▸ **WHAT IS REQUIRED**:
Show every line below where "rare" can be found.

[START]

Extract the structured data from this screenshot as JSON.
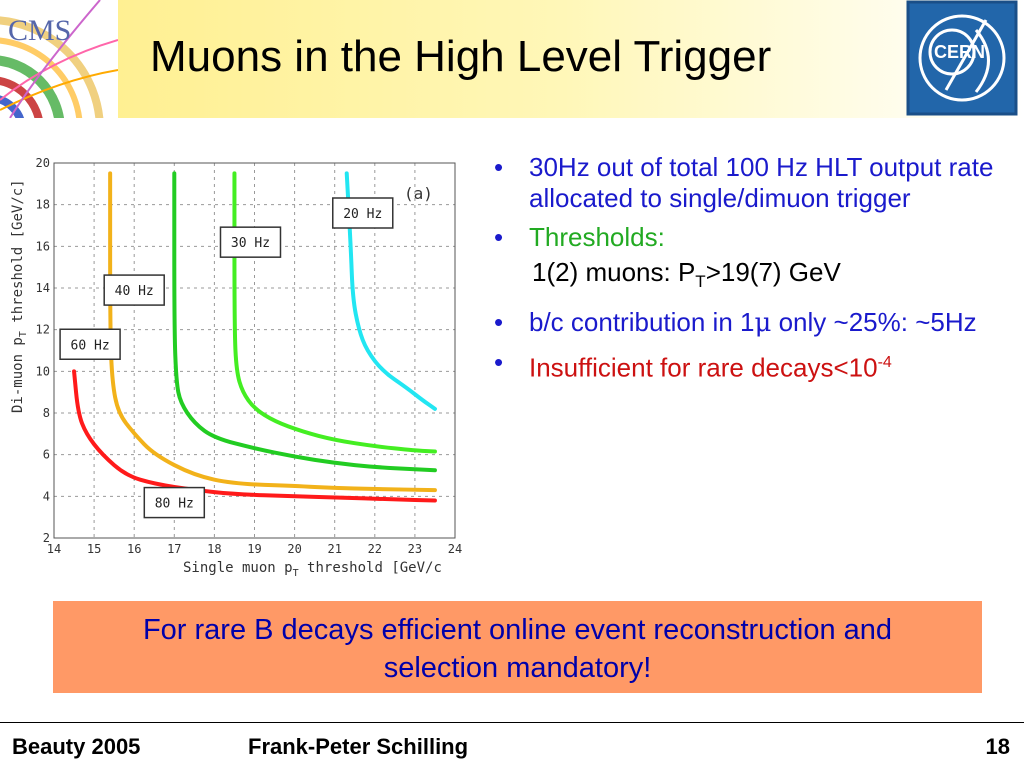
{
  "slide": {
    "title": "Muons in the High Level Trigger",
    "cms_logo_text": "CMS",
    "cern_logo_text": "CERN"
  },
  "bullets": {
    "b1": "30Hz out of total 100 Hz HLT output rate allocated to single/dimuon trigger",
    "b2": "Thresholds:",
    "b2_sub_pre": "1(2) muons:  P",
    "b2_sub_sub": "T",
    "b2_sub_post": ">19(7) GeV",
    "b3_pre": "b/c contribution in 1",
    "b3_mu": "μ",
    "b3_post": " only ~25%: ~5Hz",
    "b4_pre": "Insufficient for rare decays<10",
    "b4_sup": "-4"
  },
  "callout": {
    "line1": "For rare B decays efficient online event reconstruction and",
    "line2": "selection  mandatory!"
  },
  "footer": {
    "left": "Beauty 2005",
    "center": "Frank-Peter Schilling",
    "right": "18"
  },
  "colors": {
    "red": "#ff1a1a",
    "orange": "#f2b21a",
    "green": "#22cc22",
    "lightgreen": "#44ee22",
    "cyan": "#22e6f2",
    "blue_text": "#1a1acc",
    "green_text": "#22aa22",
    "red_text": "#cc1111",
    "callout_bg": "#ff9966"
  },
  "chart_data": {
    "type": "line",
    "panel_label": "(a)",
    "xlabel": "Single muon p",
    "xlabel_sub": "T",
    "xlabel_post": " threshold [GeV/c",
    "ylabel": "Di-muon p",
    "ylabel_sub": "T",
    "ylabel_post": " threshold [GeV/c]",
    "xlim": [
      14,
      24
    ],
    "ylim": [
      2,
      20
    ],
    "xticks": [
      14,
      15,
      16,
      17,
      18,
      19,
      20,
      21,
      22,
      23,
      24
    ],
    "yticks": [
      2,
      4,
      6,
      8,
      10,
      12,
      14,
      16,
      18,
      20
    ],
    "grid": true,
    "series": [
      {
        "name": "80 Hz",
        "color": "#ff1a1a",
        "points": [
          [
            14.5,
            10
          ],
          [
            14.6,
            8
          ],
          [
            14.8,
            7
          ],
          [
            15.2,
            6
          ],
          [
            15.8,
            5
          ],
          [
            16.5,
            4.6
          ],
          [
            17.5,
            4.3
          ],
          [
            18.5,
            4.1
          ],
          [
            20,
            4.0
          ],
          [
            21,
            3.95
          ],
          [
            22.5,
            3.85
          ],
          [
            23.5,
            3.8
          ]
        ]
      },
      {
        "name": "60 Hz",
        "color": "#f2b21a",
        "points": [
          [
            15.4,
            19.5
          ],
          [
            15.4,
            12
          ],
          [
            15.45,
            9.5
          ],
          [
            15.6,
            8
          ],
          [
            16,
            7
          ],
          [
            16.5,
            6
          ],
          [
            17.5,
            5
          ],
          [
            18.5,
            4.6
          ],
          [
            20,
            4.5
          ],
          [
            21,
            4.4
          ],
          [
            22,
            4.35
          ],
          [
            23.5,
            4.3
          ]
        ]
      },
      {
        "name": "40 Hz",
        "color": "#22cc22",
        "points": [
          [
            17,
            19.5
          ],
          [
            17,
            12
          ],
          [
            17.05,
            9.5
          ],
          [
            17.15,
            8.5
          ],
          [
            17.5,
            7.5
          ],
          [
            18,
            6.8
          ],
          [
            19,
            6.3
          ],
          [
            20,
            5.9
          ],
          [
            21,
            5.6
          ],
          [
            22,
            5.4
          ],
          [
            23,
            5.3
          ],
          [
            23.5,
            5.25
          ]
        ]
      },
      {
        "name": "30 Hz",
        "color": "#44ee22",
        "points": [
          [
            18.5,
            19.5
          ],
          [
            18.5,
            12
          ],
          [
            18.55,
            10
          ],
          [
            18.7,
            9
          ],
          [
            19,
            8.2
          ],
          [
            19.5,
            7.6
          ],
          [
            20.2,
            7.1
          ],
          [
            21,
            6.7
          ],
          [
            22,
            6.4
          ],
          [
            23,
            6.2
          ],
          [
            23.5,
            6.15
          ]
        ]
      },
      {
        "name": "20 Hz",
        "color": "#22e6f2",
        "points": [
          [
            21.3,
            19.5
          ],
          [
            21.4,
            16
          ],
          [
            21.45,
            13.5
          ],
          [
            21.6,
            12
          ],
          [
            21.8,
            11
          ],
          [
            22.2,
            10
          ],
          [
            22.8,
            9.2
          ],
          [
            23.2,
            8.6
          ],
          [
            23.5,
            8.2
          ]
        ]
      }
    ],
    "annotations": [
      {
        "text": "20 Hz",
        "x": 21.7,
        "y": 17.6
      },
      {
        "text": "30 Hz",
        "x": 18.9,
        "y": 16.2
      },
      {
        "text": "40 Hz",
        "x": 16.0,
        "y": 13.9
      },
      {
        "text": "60 Hz",
        "x": 14.9,
        "y": 11.3
      },
      {
        "text": "80 Hz",
        "x": 17.0,
        "y": 3.7
      }
    ]
  }
}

[END]

▸ **RESULT OF THE TASK**:
    "b4_pre": "Insufficient for rare decays<10",
    "line1": "For rare B decays efficient online event reconstruction and",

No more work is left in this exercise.